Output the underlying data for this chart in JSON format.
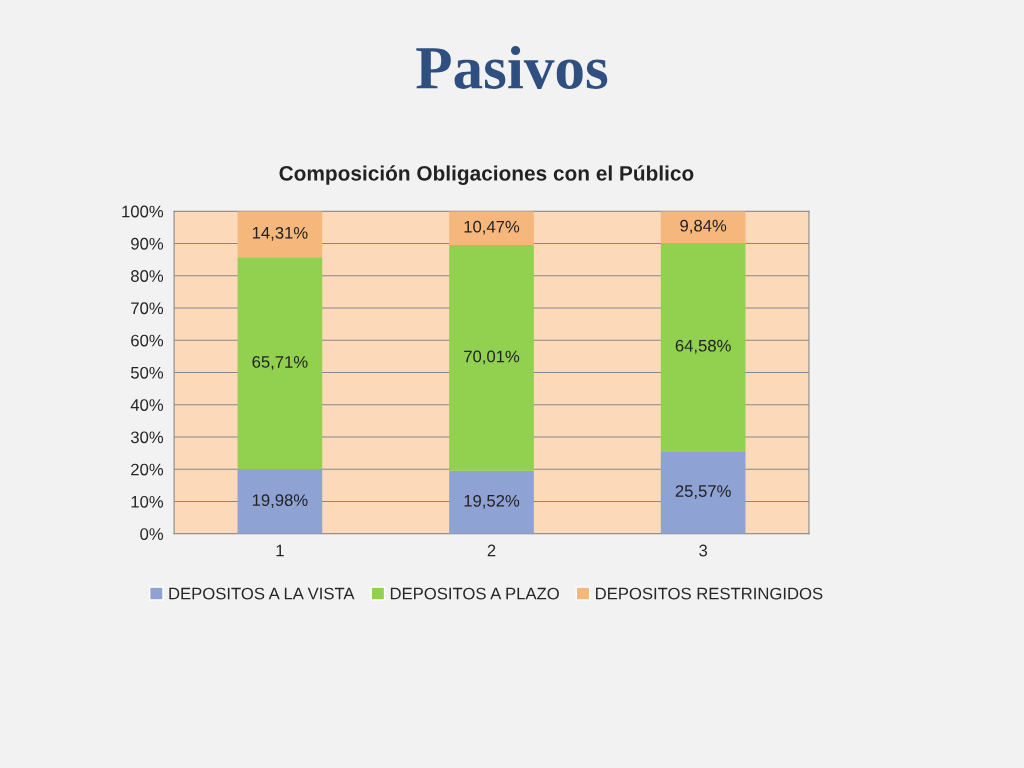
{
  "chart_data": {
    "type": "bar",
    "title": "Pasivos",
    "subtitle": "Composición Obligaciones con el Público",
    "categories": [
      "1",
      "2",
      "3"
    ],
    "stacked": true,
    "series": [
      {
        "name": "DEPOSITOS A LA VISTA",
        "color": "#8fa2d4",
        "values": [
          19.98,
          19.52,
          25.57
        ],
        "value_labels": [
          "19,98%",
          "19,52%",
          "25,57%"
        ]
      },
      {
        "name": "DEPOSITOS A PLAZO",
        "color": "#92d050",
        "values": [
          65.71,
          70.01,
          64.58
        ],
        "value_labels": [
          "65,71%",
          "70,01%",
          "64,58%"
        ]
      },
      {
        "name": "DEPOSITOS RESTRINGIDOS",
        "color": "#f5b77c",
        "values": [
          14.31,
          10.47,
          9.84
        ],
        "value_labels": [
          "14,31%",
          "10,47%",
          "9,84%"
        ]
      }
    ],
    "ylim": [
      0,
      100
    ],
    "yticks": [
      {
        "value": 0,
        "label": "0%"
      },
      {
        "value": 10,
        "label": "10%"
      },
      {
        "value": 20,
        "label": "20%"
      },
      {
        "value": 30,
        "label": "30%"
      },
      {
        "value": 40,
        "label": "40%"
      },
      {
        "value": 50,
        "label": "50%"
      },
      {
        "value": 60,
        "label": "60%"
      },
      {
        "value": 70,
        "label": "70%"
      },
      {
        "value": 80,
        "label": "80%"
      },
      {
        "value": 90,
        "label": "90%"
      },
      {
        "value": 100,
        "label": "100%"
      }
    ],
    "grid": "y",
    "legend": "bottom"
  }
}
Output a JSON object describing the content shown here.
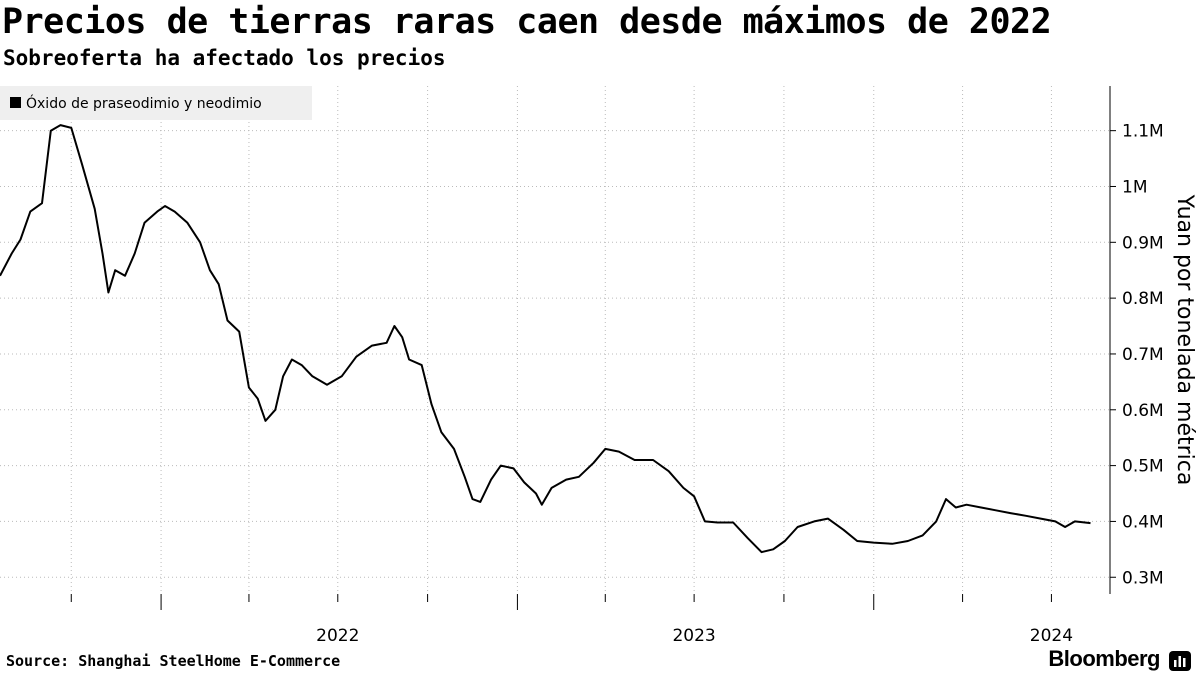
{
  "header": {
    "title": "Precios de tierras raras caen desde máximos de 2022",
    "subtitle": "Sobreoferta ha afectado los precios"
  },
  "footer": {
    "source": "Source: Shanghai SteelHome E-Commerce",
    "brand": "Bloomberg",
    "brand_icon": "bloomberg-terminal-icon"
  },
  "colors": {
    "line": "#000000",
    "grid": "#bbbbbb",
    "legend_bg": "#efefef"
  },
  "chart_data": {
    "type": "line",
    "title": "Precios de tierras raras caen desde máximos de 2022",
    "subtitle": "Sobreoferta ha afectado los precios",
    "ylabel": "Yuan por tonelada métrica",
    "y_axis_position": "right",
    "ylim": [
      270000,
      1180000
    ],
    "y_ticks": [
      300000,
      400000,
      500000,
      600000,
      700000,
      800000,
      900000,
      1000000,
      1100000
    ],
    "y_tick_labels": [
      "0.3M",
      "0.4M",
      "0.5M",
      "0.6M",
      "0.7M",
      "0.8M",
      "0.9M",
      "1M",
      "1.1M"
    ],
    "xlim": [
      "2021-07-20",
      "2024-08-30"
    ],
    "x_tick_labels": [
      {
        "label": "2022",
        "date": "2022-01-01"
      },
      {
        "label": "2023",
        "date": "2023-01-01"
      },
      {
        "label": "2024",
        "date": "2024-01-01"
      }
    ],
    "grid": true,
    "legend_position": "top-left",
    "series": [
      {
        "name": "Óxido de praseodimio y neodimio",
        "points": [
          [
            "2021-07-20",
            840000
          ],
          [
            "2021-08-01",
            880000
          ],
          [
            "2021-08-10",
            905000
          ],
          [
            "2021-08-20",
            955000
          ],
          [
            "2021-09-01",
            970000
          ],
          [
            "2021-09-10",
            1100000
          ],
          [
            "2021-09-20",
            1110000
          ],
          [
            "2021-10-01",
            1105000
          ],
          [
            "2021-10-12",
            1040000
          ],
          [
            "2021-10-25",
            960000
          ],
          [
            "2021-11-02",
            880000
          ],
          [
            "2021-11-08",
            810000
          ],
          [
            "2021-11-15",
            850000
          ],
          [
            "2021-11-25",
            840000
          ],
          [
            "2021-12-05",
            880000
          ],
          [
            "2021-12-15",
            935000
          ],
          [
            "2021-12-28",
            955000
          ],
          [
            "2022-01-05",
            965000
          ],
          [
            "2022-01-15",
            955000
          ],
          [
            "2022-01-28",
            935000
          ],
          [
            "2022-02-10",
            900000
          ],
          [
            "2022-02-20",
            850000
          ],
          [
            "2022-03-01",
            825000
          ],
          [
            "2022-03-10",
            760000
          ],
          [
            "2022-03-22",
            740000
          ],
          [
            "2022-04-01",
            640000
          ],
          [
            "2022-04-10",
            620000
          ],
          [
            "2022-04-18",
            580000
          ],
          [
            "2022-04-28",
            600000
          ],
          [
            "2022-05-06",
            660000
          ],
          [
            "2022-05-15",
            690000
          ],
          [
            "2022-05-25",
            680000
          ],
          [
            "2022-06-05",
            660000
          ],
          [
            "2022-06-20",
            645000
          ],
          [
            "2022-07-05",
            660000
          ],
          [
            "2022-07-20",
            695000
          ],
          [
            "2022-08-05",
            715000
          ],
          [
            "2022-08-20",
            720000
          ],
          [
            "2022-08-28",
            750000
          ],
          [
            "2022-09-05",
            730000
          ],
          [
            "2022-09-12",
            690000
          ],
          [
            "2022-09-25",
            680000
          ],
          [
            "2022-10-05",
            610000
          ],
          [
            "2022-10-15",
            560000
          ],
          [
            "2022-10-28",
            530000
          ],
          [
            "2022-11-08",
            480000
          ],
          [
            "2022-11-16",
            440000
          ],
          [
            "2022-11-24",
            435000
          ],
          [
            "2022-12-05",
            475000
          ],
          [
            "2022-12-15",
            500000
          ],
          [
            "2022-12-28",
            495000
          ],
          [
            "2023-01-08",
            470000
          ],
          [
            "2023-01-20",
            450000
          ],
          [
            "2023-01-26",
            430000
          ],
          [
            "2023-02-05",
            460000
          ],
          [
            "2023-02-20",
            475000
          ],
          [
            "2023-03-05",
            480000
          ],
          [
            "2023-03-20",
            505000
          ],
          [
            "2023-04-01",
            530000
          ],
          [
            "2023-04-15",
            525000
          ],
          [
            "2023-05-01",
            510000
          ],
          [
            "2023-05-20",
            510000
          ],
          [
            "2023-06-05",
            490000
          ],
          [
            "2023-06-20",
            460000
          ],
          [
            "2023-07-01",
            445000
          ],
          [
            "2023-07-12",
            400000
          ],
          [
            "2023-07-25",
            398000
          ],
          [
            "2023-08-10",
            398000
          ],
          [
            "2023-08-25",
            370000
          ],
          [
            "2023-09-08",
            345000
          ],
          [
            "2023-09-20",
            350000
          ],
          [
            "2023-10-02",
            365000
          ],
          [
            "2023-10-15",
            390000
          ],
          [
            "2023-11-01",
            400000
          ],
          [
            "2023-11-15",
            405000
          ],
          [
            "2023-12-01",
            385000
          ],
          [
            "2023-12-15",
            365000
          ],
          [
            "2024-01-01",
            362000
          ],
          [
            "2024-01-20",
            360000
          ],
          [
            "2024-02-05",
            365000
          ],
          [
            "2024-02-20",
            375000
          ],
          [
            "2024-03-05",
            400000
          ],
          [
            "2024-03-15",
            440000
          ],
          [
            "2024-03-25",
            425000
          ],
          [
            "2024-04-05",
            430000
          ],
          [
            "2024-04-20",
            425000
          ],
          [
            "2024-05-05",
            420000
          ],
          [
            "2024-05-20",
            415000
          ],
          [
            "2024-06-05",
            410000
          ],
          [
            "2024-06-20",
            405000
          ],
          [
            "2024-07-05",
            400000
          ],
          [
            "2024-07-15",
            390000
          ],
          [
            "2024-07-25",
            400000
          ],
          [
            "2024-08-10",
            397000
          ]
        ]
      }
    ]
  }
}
*-*-*
• _Goal_: Skip the pictures and print each record exactly as it stands.

• _Reply to the task_:
Output the underlying data for this chart in JSON format.
{
  "chart_data": {
    "type": "bar",
    "title": "Pasivos",
    "subtitle": "Composición Obligaciones con el Público",
    "categories": [
      "1",
      "2",
      "3"
    ],
    "stacked": true,
    "series": [
      {
        "name": "DEPOSITOS A LA VISTA",
        "color": "#8fa2d4",
        "values": [
          19.98,
          19.52,
          25.57
        ],
        "value_labels": [
          "19,98%",
          "19,52%",
          "25,57%"
        ]
      },
      {
        "name": "DEPOSITOS A PLAZO",
        "color": "#92d050",
        "values": [
          65.71,
          70.01,
          64.58
        ],
        "value_labels": [
          "65,71%",
          "70,01%",
          "64,58%"
        ]
      },
      {
        "name": "DEPOSITOS RESTRINGIDOS",
        "color": "#f5b77c",
        "values": [
          14.31,
          10.47,
          9.84
        ],
        "value_labels": [
          "14,31%",
          "10,47%",
          "9,84%"
        ]
      }
    ],
    "ylim": [
      0,
      100
    ],
    "yticks": [
      {
        "value": 0,
        "label": "0%"
      },
      {
        "value": 10,
        "label": "10%"
      },
      {
        "value": 20,
        "label": "20%"
      },
      {
        "value": 30,
        "label": "30%"
      },
      {
        "value": 40,
        "label": "40%"
      },
      {
        "value": 50,
        "label": "50%"
      },
      {
        "value": 60,
        "label": "60%"
      },
      {
        "value": 70,
        "label": "70%"
      },
      {
        "value": 80,
        "label": "80%"
      },
      {
        "value": 90,
        "label": "90%"
      },
      {
        "value": 100,
        "label": "100%"
      }
    ],
    "grid": "y",
    "legend": "bottom"
  }
}
Output a JSON object describing the content shown here.
{
  "header": {
    "title": "Precios de tierras raras caen desde máximos de 2022",
    "subtitle": "Sobreoferta ha afectado los precios"
  },
  "footer": {
    "source": "Source: Shanghai SteelHome E-Commerce",
    "brand": "Bloomberg",
    "brand_icon": "bloomberg-terminal-icon"
  },
  "colors": {
    "line": "#000000",
    "grid": "#bbbbbb",
    "legend_bg": "#efefef"
  },
  "chart_data": {
    "type": "line",
    "title": "Precios de tierras raras caen desde máximos de 2022",
    "subtitle": "Sobreoferta ha afectado los precios",
    "ylabel": "Yuan por tonelada métrica",
    "y_axis_position": "right",
    "ylim": [
      270000,
      1180000
    ],
    "y_ticks": [
      300000,
      400000,
      500000,
      600000,
      700000,
      800000,
      900000,
      1000000,
      1100000
    ],
    "y_tick_labels": [
      "0.3M",
      "0.4M",
      "0.5M",
      "0.6M",
      "0.7M",
      "0.8M",
      "0.9M",
      "1M",
      "1.1M"
    ],
    "xlim": [
      "2021-07-20",
      "2024-08-30"
    ],
    "x_tick_labels": [
      {
        "label": "2022",
        "date": "2022-01-01"
      },
      {
        "label": "2023",
        "date": "2023-01-01"
      },
      {
        "label": "2024",
        "date": "2024-01-01"
      }
    ],
    "grid": true,
    "legend_position": "top-left",
    "series": [
      {
        "name": "Óxido de praseodimio y neodimio",
        "points": [
          [
            "2021-07-20",
            840000
          ],
          [
            "2021-08-01",
            880000
          ],
          [
            "2021-08-10",
            905000
          ],
          [
            "2021-08-20",
            955000
          ],
          [
            "2021-09-01",
            970000
          ],
          [
            "2021-09-10",
            1100000
          ],
          [
            "2021-09-20",
            1110000
          ],
          [
            "2021-10-01",
            1105000
          ],
          [
            "2021-10-12",
            1040000
          ],
          [
            "2021-10-25",
            960000
          ],
          [
            "2021-11-02",
            880000
          ],
          [
            "2021-11-08",
            810000
          ],
          [
            "2021-11-15",
            850000
          ],
          [
            "2021-11-25",
            840000
          ],
          [
            "2021-12-05",
            880000
          ],
          [
            "2021-12-15",
            935000
          ],
          [
            "2021-12-28",
            955000
          ],
          [
            "2022-01-05",
            965000
          ],
          [
            "2022-01-15",
            955000
          ],
          [
            "2022-01-28",
            935000
          ],
          [
            "2022-02-10",
            900000
          ],
          [
            "2022-02-20",
            850000
          ],
          [
            "2022-03-01",
            825000
          ],
          [
            "2022-03-10",
            760000
          ],
          [
            "2022-03-22",
            740000
          ],
          [
            "2022-04-01",
            640000
          ],
          [
            "2022-04-10",
            620000
          ],
          [
            "2022-04-18",
            580000
          ],
          [
            "2022-04-28",
            600000
          ],
          [
            "2022-05-06",
            660000
          ],
          [
            "2022-05-15",
            690000
          ],
          [
            "2022-05-25",
            680000
          ],
          [
            "2022-06-05",
            660000
          ],
          [
            "2022-06-20",
            645000
          ],
          [
            "2022-07-05",
            660000
          ],
          [
            "2022-07-20",
            695000
          ],
          [
            "2022-08-05",
            715000
          ],
          [
            "2022-08-20",
            720000
          ],
          [
            "2022-08-28",
            750000
          ],
          [
            "2022-09-05",
            730000
          ],
          [
            "2022-09-12",
            690000
          ],
          [
            "2022-09-25",
            680000
          ],
          [
            "2022-10-05",
            610000
          ],
          [
            "2022-10-15",
            560000
          ],
          [
            "2022-10-28",
            530000
          ],
          [
            "2022-11-08",
            480000
          ],
          [
            "2022-11-16",
            440000
          ],
          [
            "2022-11-24",
            435000
          ],
          [
            "2022-12-05",
            475000
          ],
          [
            "2022-12-15",
            500000
          ],
          [
            "2022-12-28",
            495000
          ],
          [
            "2023-01-08",
            470000
          ],
          [
            "2023-01-20",
            450000
          ],
          [
            "2023-01-26",
            430000
          ],
          [
            "2023-02-05",
            460000
          ],
          [
            "2023-02-20",
            475000
          ],
          [
            "2023-03-05",
            480000
          ],
          [
            "2023-03-20",
            505000
          ],
          [
            "2023-04-01",
            530000
          ],
          [
            "2023-04-15",
            525000
          ],
          [
            "2023-05-01",
            510000
          ],
          [
            "2023-05-20",
            510000
          ],
          [
            "2023-06-05",
            490000
          ],
          [
            "2023-06-20",
            460000
          ],
          [
            "2023-07-01",
            445000
          ],
          [
            "2023-07-12",
            400000
          ],
          [
            "2023-07-25",
            398000
          ],
          [
            "2023-08-10",
            398000
          ],
          [
            "2023-08-25",
            370000
          ],
          [
            "2023-09-08",
            345000
          ],
          [
            "2023-09-20",
            350000
          ],
          [
            "2023-10-02",
            365000
          ],
          [
            "2023-10-15",
            390000
          ],
          [
            "2023-11-01",
            400000
          ],
          [
            "2023-11-15",
            405000
          ],
          [
            "2023-12-01",
            385000
          ],
          [
            "2023-12-15",
            365000
          ],
          [
            "2024-01-01",
            362000
          ],
          [
            "2024-01-20",
            360000
          ],
          [
            "2024-02-05",
            365000
          ],
          [
            "2024-02-20",
            375000
          ],
          [
            "2024-03-05",
            400000
          ],
          [
            "2024-03-15",
            440000
          ],
          [
            "2024-03-25",
            425000
          ],
          [
            "2024-04-05",
            430000
          ],
          [
            "2024-04-20",
            425000
          ],
          [
            "2024-05-05",
            420000
          ],
          [
            "2024-05-20",
            415000
          ],
          [
            "2024-06-05",
            410000
          ],
          [
            "2024-06-20",
            405000
          ],
          [
            "2024-07-05",
            400000
          ],
          [
            "2024-07-15",
            390000
          ],
          [
            "2024-07-25",
            400000
          ],
          [
            "2024-08-10",
            397000
          ]
        ]
      }
    ]
  }
}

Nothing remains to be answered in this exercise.